Data section ▸
···

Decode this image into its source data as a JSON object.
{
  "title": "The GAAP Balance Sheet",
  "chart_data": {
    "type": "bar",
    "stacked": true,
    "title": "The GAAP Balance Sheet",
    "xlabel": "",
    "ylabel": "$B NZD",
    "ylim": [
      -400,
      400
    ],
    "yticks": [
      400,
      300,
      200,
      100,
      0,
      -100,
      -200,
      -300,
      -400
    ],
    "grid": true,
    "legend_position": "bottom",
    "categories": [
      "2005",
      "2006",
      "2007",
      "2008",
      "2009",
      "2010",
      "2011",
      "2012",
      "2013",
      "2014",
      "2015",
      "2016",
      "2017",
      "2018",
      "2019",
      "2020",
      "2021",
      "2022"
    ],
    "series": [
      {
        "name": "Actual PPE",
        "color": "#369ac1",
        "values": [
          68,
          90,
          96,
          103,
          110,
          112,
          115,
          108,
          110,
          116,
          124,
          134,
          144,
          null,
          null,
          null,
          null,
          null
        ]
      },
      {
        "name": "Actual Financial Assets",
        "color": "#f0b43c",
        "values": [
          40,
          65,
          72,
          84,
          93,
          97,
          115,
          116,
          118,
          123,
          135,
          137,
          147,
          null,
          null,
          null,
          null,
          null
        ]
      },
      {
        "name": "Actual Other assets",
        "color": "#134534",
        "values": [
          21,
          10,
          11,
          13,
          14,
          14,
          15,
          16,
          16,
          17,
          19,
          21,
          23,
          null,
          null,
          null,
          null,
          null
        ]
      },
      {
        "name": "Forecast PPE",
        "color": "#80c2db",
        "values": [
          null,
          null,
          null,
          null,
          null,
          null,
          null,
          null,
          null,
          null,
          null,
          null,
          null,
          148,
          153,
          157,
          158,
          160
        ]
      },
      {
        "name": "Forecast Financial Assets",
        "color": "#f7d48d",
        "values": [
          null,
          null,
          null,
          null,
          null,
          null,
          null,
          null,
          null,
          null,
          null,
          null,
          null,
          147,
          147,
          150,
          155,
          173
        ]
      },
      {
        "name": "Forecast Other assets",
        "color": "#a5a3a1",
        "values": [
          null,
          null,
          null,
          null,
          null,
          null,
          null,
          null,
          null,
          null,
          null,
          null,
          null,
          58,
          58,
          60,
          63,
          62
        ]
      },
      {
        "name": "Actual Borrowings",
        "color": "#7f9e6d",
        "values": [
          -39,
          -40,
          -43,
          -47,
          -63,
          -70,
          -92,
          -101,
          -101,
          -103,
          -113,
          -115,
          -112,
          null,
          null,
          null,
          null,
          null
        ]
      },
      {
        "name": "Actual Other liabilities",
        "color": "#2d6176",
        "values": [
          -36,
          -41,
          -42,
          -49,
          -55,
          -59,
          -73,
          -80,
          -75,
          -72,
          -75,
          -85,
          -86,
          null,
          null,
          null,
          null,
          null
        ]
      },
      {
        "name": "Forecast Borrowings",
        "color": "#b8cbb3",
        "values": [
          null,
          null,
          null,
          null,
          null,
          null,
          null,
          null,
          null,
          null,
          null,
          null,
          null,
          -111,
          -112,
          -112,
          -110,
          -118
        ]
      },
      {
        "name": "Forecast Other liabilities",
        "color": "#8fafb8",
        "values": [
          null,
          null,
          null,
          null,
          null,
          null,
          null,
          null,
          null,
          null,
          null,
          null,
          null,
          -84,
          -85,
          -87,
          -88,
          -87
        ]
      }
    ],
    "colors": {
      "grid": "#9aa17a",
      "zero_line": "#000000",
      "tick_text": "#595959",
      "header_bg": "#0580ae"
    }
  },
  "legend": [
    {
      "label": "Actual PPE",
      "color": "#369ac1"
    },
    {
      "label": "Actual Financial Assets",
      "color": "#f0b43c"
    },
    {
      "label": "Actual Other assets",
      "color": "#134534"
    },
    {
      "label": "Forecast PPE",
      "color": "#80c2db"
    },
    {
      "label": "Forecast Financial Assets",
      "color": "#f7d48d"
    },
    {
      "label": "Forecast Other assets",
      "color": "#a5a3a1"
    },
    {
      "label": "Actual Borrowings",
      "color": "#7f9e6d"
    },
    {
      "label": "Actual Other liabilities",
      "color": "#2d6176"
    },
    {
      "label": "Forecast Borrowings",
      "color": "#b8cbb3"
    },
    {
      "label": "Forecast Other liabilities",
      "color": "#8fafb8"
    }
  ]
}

···

Goal of the exercise ▸ Find how many lines of the material carry the string "Other". Only the number should be in the answer.

The reply ▸ 8